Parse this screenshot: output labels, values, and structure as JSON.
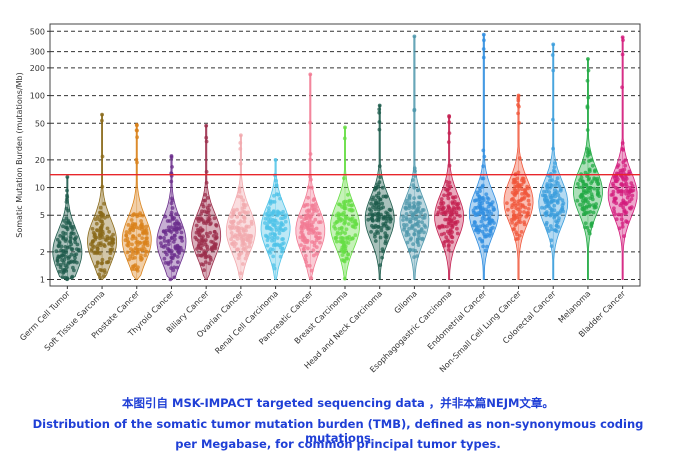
{
  "chart_data": {
    "type": "violin-strip",
    "ylabel": "Somatic Mutation Burden (mutations/Mb)",
    "yscale": "log",
    "ylim": [
      0.85,
      600
    ],
    "yticks": [
      1,
      2,
      5,
      10,
      20,
      50,
      100,
      200,
      300,
      500
    ],
    "ytick_labels": [
      "1",
      "2",
      "5",
      "10",
      "20",
      "50",
      "100",
      "200",
      "300",
      "500"
    ],
    "grid": "horizontal dashed",
    "threshold_line": {
      "value": 13.8,
      "color": "#e8262b"
    },
    "categories": [
      "Germ Cell Tumor",
      "Soft Tissue Sarcoma",
      "Prostate Cancer",
      "Thyroid Cancer",
      "Biliary Cancer",
      "Ovarian Cancer",
      "Renal Cell Carcinoma",
      "Pancreatic Cancer",
      "Breast Carcinoma",
      "Head and Neck Carcinoma",
      "Glioma",
      "Esophagogastric Carcinoma",
      "Endometrial Cancer",
      "Non-Small Cell Lung Cancer",
      "Colorectal Cancer",
      "Melanoma",
      "Bladder Cancer"
    ],
    "series": [
      {
        "median": 2.0,
        "max": 13,
        "color": "#1f5b4c"
      },
      {
        "median": 2.6,
        "max": 62,
        "color": "#8a6a1a"
      },
      {
        "median": 2.7,
        "max": 48,
        "color": "#d9821b"
      },
      {
        "median": 2.6,
        "max": 22,
        "color": "#6b2e8c"
      },
      {
        "median": 3.0,
        "max": 47,
        "color": "#9b2d4b"
      },
      {
        "median": 3.4,
        "max": 37,
        "color": "#f1a9ae"
      },
      {
        "median": 3.6,
        "max": 20,
        "color": "#4fc3e8"
      },
      {
        "median": 3.4,
        "max": 170,
        "color": "#f27a93"
      },
      {
        "median": 3.8,
        "max": 45,
        "color": "#66dd44"
      },
      {
        "median": 4.6,
        "max": 78,
        "color": "#1d5c4c"
      },
      {
        "median": 4.4,
        "max": 440,
        "color": "#4e97ab"
      },
      {
        "median": 4.8,
        "max": 60,
        "color": "#c42152"
      },
      {
        "median": 5.2,
        "max": 460,
        "color": "#2f8de0"
      },
      {
        "median": 7.0,
        "max": 100,
        "color": "#f0563a"
      },
      {
        "median": 6.8,
        "max": 360,
        "color": "#3b9edc"
      },
      {
        "median": 9.0,
        "max": 250,
        "color": "#22aa44"
      },
      {
        "median": 8.4,
        "max": 430,
        "color": "#d31b7c"
      }
    ]
  },
  "caption": {
    "line1": "本图引自 MSK-IMPACT targeted sequencing data ，并非本篇NEJM文章。",
    "line2": "Distribution of the somatic tumor mutation burden (TMB), defined as non-synonymous coding mutations",
    "line3": "per Megabase, for common principal tumor types."
  }
}
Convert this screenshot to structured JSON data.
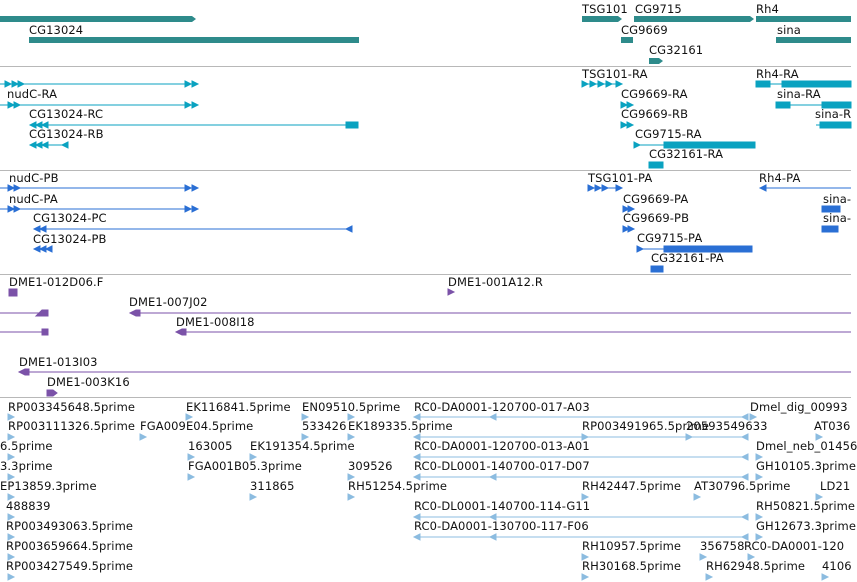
{
  "tracks": {
    "genes": {
      "color": "#2e8b8b",
      "labels": [
        {
          "text": "CG13024"
        },
        {
          "text": "TSG101"
        },
        {
          "text": "CG9715"
        },
        {
          "text": "Rh4"
        },
        {
          "text": "CG9669"
        },
        {
          "text": "sina"
        },
        {
          "text": "CG32161"
        }
      ]
    },
    "transcripts_ra": {
      "color": "#0aa2c0",
      "labels": [
        {
          "text": "nudC-RA"
        },
        {
          "text": "TSG101-RA"
        },
        {
          "text": "Rh4-RA"
        },
        {
          "text": "CG9669-RA"
        },
        {
          "text": "sina-RA"
        },
        {
          "text": "CG13024-RC"
        },
        {
          "text": "CG9669-RB"
        },
        {
          "text": "sina-R"
        },
        {
          "text": "CG13024-RB"
        },
        {
          "text": "CG9715-RA"
        },
        {
          "text": "CG32161-RA"
        }
      ]
    },
    "transcripts_pa": {
      "color": "#2a6fd4",
      "labels": [
        {
          "text": "nudC-PB"
        },
        {
          "text": "TSG101-PA"
        },
        {
          "text": "Rh4-PA"
        },
        {
          "text": "nudC-PA"
        },
        {
          "text": "CG9669-PA"
        },
        {
          "text": "sina-"
        },
        {
          "text": "CG13024-PC"
        },
        {
          "text": "CG9669-PB"
        },
        {
          "text": "sina-"
        },
        {
          "text": "CG13024-PB"
        },
        {
          "text": "CG9715-PA"
        },
        {
          "text": "CG32161-PA"
        }
      ]
    },
    "clones": {
      "color": "#7b52a8",
      "labels": [
        {
          "text": "DME1-012D06.F"
        },
        {
          "text": "DME1-001A12.R"
        },
        {
          "text": "DME1-007J02"
        },
        {
          "text": "DME1-008I18"
        },
        {
          "text": "DME1-013I03"
        },
        {
          "text": "DME1-003K16"
        }
      ]
    },
    "ests": {
      "color": "#8cbce0",
      "labels": [
        {
          "text": "RP003345648.5prime"
        },
        {
          "text": "EK116841.5prime"
        },
        {
          "text": "EN09510.5prime"
        },
        {
          "text": "RC0-DA0001-120700-017-A03"
        },
        {
          "text": "Dmel_dig_00993"
        },
        {
          "text": "RP003111326.5prime"
        },
        {
          "text": "FGA009E04.5prime"
        },
        {
          "text": "533426"
        },
        {
          "text": "EK189335.5prime"
        },
        {
          "text": "RP003491965.5prime"
        },
        {
          "text": "20593549633"
        },
        {
          "text": "AT036"
        },
        {
          "text": "6.5prime"
        },
        {
          "text": "163005"
        },
        {
          "text": "EK191354.5prime"
        },
        {
          "text": "RC0-DA0001-120700-013-A01"
        },
        {
          "text": "Dmel_neb_01456"
        },
        {
          "text": "3.3prime"
        },
        {
          "text": "FGA001B05.3prime"
        },
        {
          "text": "309526"
        },
        {
          "text": "RC0-DL0001-140700-017-D07"
        },
        {
          "text": "GH10105.3prime"
        },
        {
          "text": "EP13859.3prime"
        },
        {
          "text": "311865"
        },
        {
          "text": "RH51254.5prime"
        },
        {
          "text": "RH42447.5prime"
        },
        {
          "text": "AT30796.5prime"
        },
        {
          "text": "LD21"
        },
        {
          "text": "488839"
        },
        {
          "text": "RC0-DL0001-140700-114-G11"
        },
        {
          "text": "RH50821.5prime"
        },
        {
          "text": "RP003493063.5prime"
        },
        {
          "text": "RC0-DA0001-130700-117-F06"
        },
        {
          "text": "GH12673.3prime"
        },
        {
          "text": "RP003659664.5prime"
        },
        {
          "text": "RH10957.5prime"
        },
        {
          "text": "356758"
        },
        {
          "text": "RC0-DA0001-120"
        },
        {
          "text": "RP003427549.5prime"
        },
        {
          "text": "RH30168.5prime"
        },
        {
          "text": "RH62948.5prime"
        },
        {
          "text": "4106"
        }
      ]
    }
  }
}
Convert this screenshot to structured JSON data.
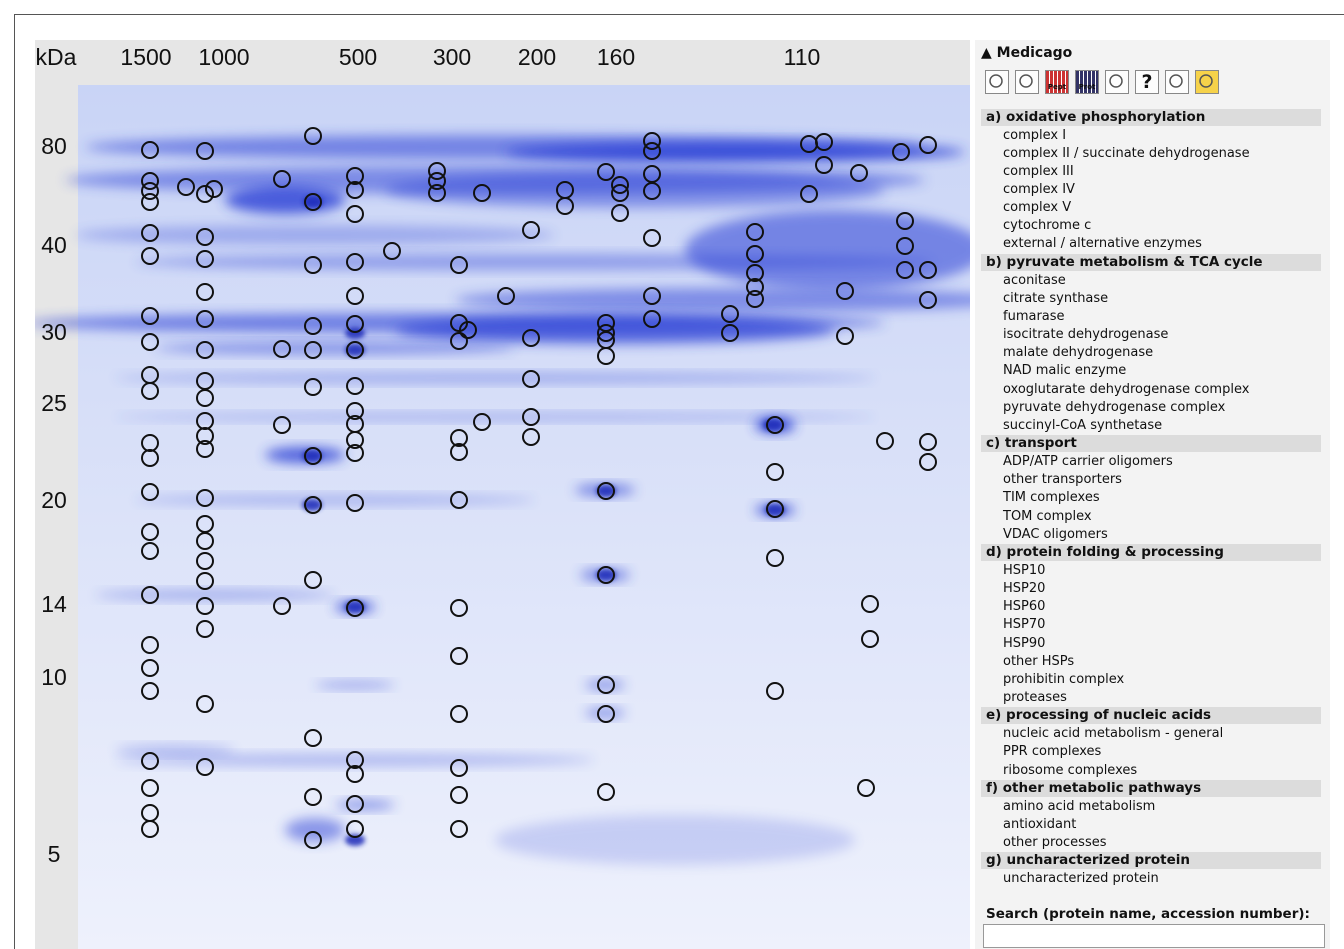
- - -
→ Work to complete
What is needed here is one number: how many lines of the entries hold the string "sina".

→ Reply
5